Dataset excerpts —
* * * * * * * * *
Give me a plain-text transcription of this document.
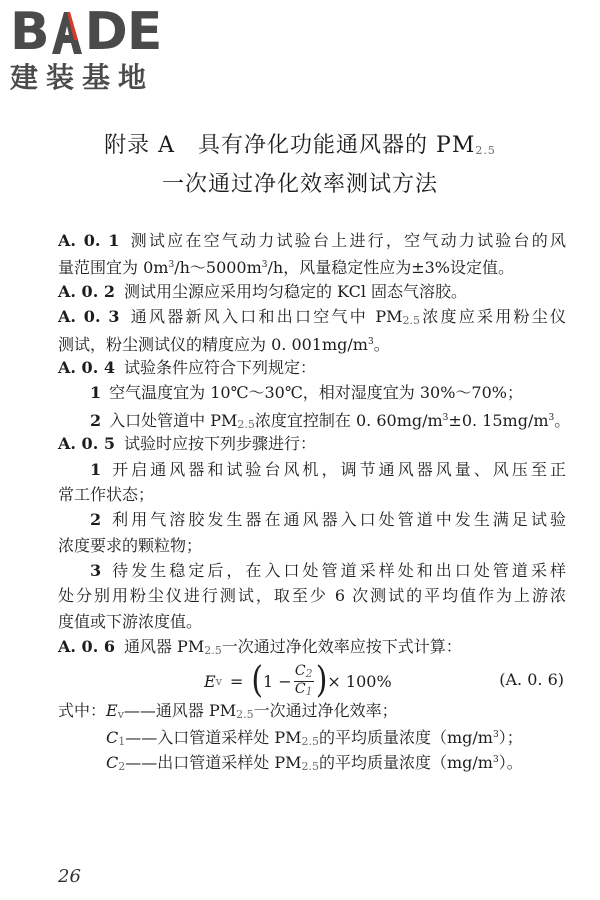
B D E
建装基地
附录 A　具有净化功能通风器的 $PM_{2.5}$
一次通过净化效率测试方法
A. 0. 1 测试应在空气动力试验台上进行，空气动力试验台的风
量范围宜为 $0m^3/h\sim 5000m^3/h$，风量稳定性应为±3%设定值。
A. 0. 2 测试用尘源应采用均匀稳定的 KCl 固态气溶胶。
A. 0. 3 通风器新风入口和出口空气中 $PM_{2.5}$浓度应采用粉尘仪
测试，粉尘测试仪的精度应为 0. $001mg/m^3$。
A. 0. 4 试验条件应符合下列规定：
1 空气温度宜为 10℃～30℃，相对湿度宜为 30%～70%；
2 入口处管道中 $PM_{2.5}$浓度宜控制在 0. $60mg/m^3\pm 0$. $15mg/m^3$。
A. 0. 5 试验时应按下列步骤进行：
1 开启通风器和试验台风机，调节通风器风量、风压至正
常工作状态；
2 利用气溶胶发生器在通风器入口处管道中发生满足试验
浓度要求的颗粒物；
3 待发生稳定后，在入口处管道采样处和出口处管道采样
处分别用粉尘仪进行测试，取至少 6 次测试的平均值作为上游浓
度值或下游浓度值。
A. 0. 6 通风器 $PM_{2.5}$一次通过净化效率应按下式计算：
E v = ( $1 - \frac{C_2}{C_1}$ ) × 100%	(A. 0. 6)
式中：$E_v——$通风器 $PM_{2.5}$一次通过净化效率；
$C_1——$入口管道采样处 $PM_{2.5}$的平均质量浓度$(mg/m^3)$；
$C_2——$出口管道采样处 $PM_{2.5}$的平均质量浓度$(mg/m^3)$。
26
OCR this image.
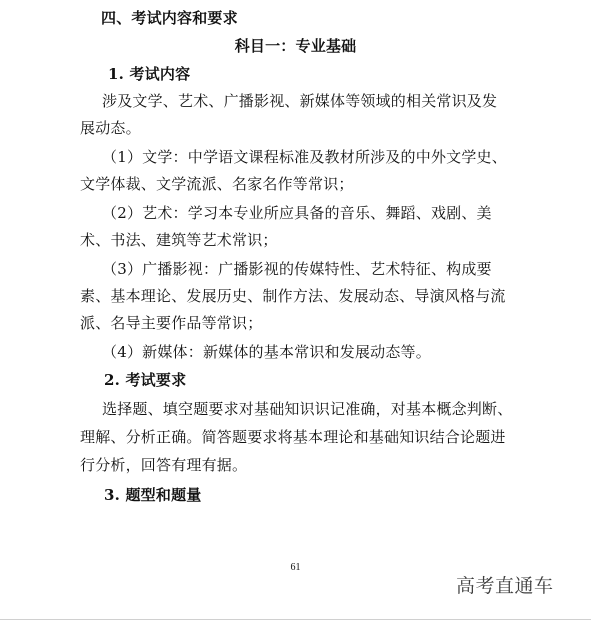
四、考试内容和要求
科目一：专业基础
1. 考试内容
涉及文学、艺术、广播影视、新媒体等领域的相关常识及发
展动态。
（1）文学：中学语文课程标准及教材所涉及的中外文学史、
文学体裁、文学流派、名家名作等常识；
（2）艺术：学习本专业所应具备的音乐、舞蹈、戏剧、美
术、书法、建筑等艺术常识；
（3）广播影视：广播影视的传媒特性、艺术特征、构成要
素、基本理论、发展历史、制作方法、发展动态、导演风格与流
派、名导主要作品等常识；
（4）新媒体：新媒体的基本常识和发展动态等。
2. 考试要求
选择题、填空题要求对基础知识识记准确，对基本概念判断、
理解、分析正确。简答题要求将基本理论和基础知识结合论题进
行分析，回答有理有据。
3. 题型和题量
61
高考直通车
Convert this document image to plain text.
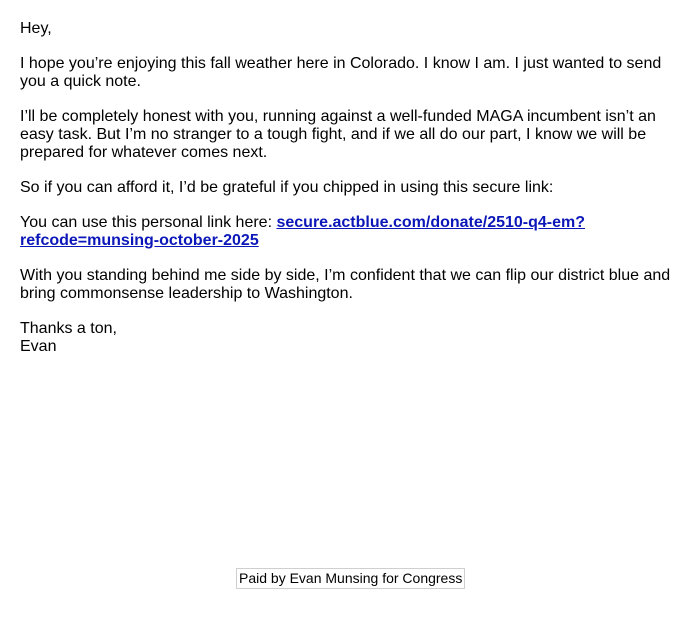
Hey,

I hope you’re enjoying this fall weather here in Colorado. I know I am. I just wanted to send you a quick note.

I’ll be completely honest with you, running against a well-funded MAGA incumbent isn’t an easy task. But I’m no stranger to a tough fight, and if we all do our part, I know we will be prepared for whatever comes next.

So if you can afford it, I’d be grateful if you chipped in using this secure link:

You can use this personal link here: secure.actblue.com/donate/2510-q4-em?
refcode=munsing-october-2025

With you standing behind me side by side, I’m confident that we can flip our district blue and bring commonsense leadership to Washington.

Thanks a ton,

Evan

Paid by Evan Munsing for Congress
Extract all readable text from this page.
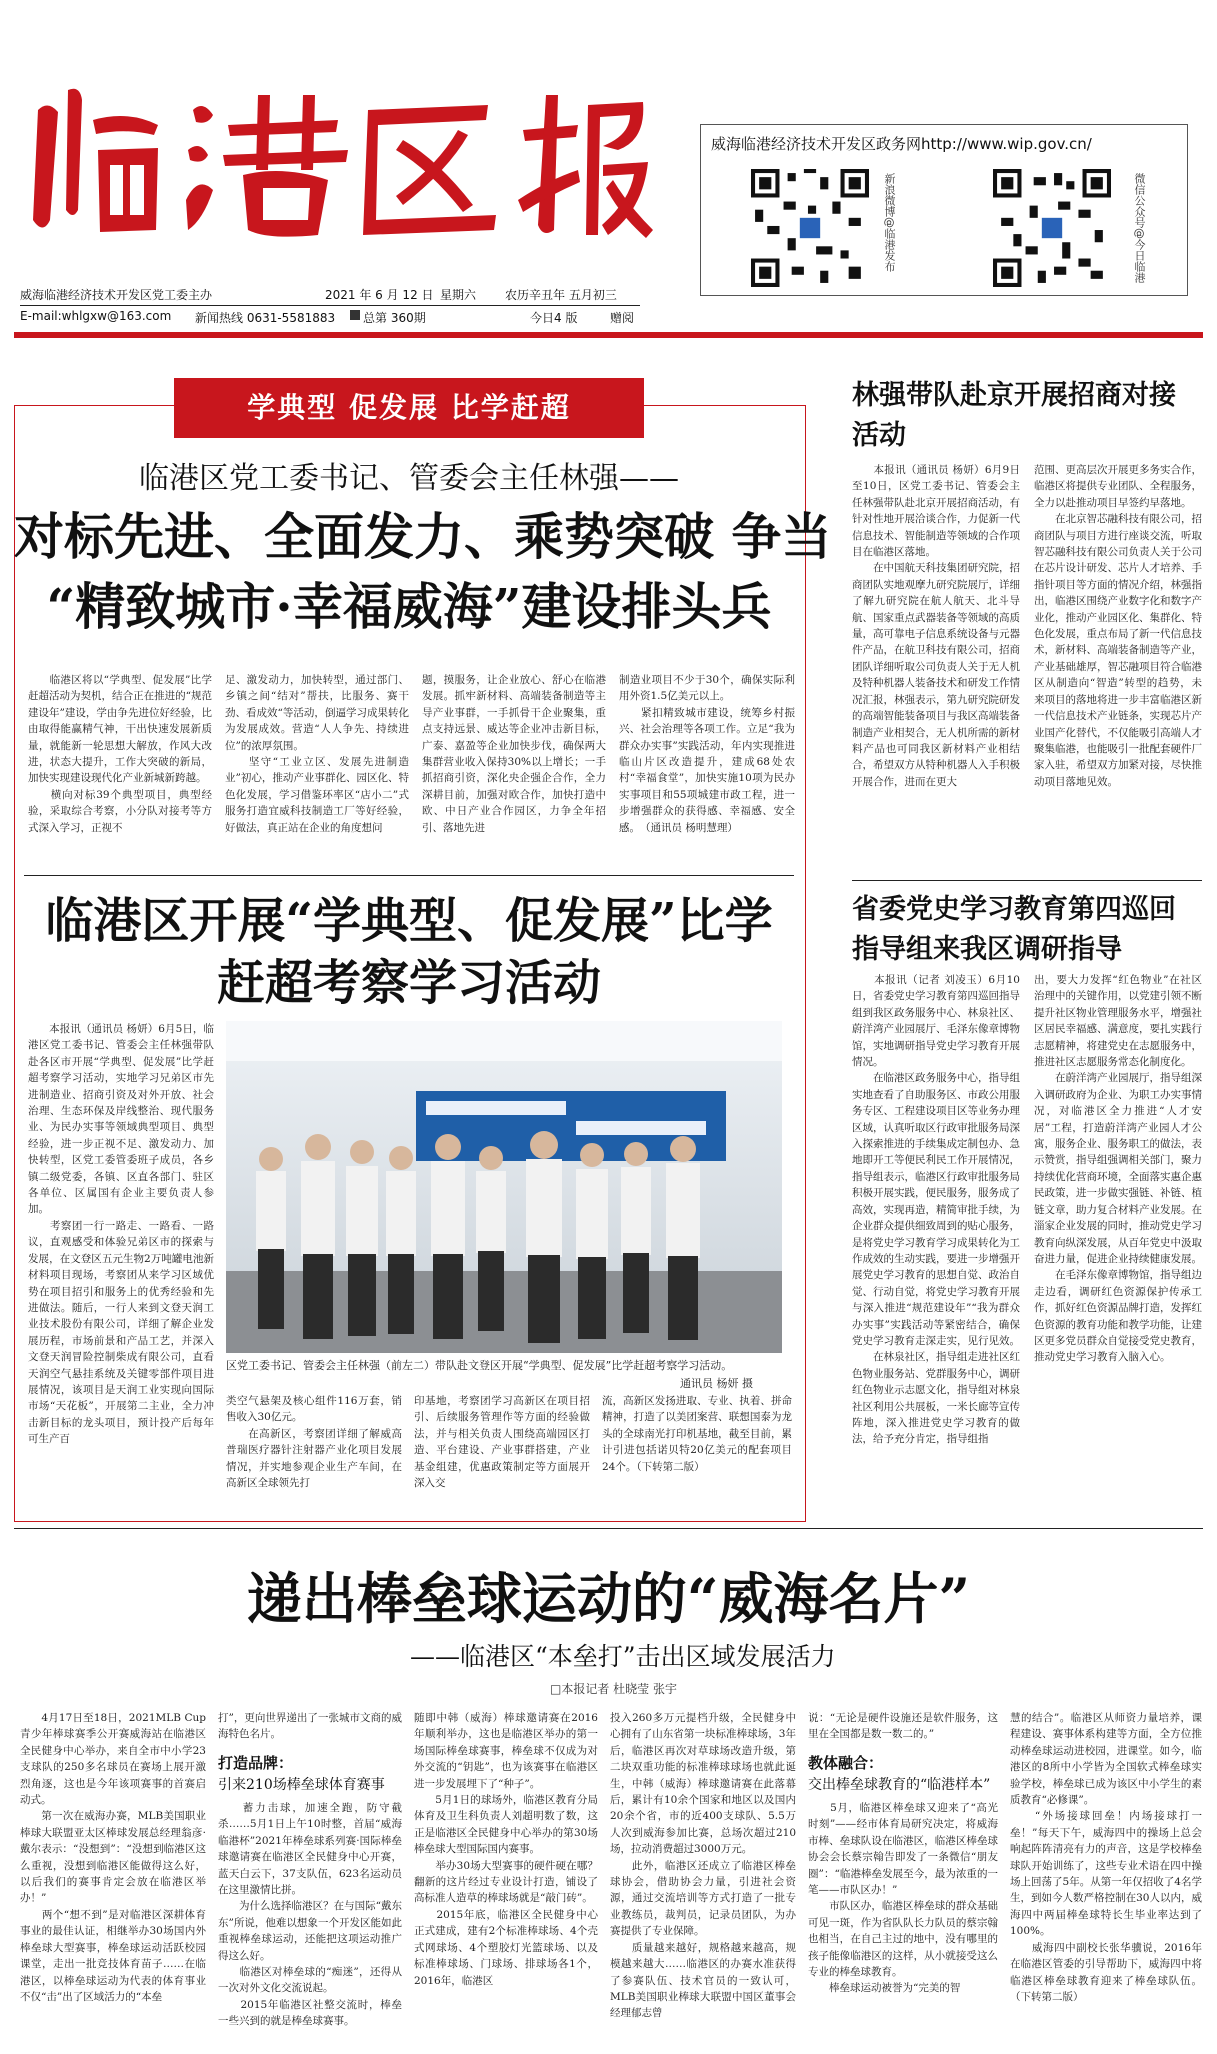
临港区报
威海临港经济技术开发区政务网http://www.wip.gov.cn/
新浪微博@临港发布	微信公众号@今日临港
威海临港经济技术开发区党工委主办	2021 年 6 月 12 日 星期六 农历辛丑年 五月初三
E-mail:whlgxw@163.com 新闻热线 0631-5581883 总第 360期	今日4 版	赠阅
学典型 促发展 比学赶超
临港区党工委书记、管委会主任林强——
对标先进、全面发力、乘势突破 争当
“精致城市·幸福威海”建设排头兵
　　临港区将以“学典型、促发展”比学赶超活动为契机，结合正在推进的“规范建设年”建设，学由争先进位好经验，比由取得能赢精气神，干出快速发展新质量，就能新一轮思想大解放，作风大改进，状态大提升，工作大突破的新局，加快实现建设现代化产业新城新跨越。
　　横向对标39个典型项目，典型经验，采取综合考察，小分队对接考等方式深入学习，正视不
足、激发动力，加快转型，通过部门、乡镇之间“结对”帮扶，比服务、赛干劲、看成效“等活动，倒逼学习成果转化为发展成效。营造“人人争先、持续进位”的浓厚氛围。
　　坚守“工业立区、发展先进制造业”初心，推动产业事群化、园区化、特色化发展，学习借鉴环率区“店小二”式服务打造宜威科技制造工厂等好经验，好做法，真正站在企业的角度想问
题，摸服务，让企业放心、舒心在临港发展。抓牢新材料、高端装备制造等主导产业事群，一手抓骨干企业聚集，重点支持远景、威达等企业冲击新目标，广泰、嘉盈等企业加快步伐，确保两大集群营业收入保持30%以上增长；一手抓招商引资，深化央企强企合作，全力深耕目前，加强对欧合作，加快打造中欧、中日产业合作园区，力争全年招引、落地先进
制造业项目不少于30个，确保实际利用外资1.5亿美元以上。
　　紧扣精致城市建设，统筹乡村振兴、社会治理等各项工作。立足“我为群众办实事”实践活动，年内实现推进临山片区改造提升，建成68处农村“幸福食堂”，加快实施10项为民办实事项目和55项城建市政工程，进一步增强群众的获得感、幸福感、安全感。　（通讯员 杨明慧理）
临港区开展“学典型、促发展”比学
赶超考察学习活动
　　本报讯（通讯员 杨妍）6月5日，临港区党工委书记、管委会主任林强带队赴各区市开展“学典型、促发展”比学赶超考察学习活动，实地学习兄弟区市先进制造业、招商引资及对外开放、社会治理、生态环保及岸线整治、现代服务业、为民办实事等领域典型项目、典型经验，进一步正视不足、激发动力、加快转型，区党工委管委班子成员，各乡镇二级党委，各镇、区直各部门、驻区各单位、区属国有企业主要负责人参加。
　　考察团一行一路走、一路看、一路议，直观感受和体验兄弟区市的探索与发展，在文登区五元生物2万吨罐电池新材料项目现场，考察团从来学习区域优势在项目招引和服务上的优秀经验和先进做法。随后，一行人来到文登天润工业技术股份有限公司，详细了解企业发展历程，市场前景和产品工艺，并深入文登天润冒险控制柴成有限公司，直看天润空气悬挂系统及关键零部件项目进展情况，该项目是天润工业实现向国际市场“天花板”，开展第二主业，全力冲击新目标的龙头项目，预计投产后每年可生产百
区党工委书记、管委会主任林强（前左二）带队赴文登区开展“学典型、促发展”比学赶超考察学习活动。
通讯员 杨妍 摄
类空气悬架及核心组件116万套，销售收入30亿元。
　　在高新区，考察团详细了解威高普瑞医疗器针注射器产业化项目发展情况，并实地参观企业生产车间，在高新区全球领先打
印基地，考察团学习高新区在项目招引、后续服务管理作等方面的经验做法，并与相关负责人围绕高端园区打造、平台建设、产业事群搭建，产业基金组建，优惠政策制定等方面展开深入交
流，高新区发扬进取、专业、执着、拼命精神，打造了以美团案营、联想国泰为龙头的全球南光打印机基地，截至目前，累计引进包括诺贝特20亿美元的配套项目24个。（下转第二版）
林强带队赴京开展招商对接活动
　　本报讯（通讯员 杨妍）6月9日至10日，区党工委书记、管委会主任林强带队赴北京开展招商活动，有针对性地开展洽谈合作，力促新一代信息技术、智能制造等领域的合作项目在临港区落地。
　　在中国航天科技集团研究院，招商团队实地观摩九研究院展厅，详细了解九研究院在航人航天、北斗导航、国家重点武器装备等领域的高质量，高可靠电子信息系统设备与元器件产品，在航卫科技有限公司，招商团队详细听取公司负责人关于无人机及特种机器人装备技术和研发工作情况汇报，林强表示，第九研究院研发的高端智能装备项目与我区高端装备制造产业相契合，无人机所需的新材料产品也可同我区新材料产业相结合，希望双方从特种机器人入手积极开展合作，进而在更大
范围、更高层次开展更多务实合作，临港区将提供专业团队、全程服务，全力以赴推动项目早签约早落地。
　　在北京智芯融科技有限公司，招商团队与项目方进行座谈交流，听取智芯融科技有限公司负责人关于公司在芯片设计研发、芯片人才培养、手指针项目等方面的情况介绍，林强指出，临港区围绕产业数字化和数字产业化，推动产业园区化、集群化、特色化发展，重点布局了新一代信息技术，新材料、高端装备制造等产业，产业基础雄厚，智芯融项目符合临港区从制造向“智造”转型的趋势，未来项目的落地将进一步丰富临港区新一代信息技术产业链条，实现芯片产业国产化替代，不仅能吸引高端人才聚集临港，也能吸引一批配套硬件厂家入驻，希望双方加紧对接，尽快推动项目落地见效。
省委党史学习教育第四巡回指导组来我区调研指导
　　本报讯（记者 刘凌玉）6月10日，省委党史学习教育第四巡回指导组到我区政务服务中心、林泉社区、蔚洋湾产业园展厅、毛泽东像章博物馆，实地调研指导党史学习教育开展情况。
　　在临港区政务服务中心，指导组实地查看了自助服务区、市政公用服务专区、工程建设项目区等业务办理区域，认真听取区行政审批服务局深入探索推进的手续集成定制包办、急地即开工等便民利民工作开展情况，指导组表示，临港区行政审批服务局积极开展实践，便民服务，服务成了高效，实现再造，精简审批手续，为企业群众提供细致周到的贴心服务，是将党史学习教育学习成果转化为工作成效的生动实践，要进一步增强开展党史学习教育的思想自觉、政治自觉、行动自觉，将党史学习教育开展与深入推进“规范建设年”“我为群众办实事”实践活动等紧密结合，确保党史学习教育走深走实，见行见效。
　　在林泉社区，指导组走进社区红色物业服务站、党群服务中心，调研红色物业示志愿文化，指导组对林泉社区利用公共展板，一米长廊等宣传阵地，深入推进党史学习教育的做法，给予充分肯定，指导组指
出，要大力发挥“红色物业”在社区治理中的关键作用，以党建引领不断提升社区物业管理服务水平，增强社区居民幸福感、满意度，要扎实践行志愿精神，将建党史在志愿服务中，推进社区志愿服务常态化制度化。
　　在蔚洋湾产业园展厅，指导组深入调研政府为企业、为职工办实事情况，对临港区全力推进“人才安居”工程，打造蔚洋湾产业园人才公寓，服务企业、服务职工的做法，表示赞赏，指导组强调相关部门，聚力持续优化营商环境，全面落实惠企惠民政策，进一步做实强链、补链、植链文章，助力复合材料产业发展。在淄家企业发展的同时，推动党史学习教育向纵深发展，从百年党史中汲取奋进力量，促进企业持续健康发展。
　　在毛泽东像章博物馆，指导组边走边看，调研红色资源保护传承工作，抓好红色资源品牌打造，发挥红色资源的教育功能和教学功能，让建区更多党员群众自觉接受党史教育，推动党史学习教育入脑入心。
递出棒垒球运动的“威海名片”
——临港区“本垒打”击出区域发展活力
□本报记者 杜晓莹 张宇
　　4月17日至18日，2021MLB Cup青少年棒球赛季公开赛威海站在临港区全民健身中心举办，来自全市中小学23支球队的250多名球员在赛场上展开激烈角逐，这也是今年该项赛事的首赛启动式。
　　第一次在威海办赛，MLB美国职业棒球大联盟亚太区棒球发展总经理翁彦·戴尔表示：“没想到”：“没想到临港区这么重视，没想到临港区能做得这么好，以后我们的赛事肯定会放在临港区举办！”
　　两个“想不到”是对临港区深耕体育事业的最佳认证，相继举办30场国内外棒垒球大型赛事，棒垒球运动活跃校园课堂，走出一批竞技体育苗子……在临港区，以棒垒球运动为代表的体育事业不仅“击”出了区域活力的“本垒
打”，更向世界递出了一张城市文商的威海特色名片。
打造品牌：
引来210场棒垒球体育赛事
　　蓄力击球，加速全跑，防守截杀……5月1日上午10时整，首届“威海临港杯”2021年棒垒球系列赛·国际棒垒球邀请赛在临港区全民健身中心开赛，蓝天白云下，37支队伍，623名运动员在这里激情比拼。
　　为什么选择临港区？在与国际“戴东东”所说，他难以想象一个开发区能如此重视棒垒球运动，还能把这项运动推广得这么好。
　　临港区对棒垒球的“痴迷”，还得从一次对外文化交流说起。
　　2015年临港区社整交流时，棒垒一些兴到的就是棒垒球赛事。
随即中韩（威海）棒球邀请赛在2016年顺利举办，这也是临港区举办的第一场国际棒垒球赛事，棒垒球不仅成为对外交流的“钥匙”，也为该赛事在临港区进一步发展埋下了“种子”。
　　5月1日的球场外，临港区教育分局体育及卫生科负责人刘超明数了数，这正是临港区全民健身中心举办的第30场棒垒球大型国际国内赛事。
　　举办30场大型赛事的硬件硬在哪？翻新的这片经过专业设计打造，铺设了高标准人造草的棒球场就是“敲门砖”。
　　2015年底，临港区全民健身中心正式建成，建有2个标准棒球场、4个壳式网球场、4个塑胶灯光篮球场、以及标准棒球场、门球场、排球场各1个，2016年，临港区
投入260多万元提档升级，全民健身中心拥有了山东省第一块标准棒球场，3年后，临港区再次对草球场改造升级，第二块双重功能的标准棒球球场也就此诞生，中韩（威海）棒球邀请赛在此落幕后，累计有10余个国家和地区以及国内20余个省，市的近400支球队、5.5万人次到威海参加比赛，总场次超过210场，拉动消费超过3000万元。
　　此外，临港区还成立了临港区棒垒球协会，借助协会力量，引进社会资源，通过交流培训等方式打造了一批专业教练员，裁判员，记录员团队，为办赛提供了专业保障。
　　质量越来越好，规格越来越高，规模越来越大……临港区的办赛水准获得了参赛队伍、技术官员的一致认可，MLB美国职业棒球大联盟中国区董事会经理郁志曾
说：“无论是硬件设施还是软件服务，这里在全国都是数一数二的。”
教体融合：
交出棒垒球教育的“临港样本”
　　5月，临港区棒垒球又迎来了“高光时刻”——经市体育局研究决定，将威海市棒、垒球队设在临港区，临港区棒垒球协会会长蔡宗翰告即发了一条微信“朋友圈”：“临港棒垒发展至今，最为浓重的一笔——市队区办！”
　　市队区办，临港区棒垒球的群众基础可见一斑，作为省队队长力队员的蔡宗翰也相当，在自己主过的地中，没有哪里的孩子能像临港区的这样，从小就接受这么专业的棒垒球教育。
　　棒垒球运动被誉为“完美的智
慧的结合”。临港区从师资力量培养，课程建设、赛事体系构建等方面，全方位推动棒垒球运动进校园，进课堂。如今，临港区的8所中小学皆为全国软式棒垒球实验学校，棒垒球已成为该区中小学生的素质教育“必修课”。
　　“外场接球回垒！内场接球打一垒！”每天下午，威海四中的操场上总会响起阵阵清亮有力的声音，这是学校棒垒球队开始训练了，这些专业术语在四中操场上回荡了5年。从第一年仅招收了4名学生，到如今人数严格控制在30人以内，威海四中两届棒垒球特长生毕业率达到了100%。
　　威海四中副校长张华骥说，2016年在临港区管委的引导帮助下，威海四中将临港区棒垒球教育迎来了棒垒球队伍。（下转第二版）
* * * * * * * * *
Task statement —
Work out how many lines above have the string "Evan" in them, and give only the number.

Solution for this exercise —
2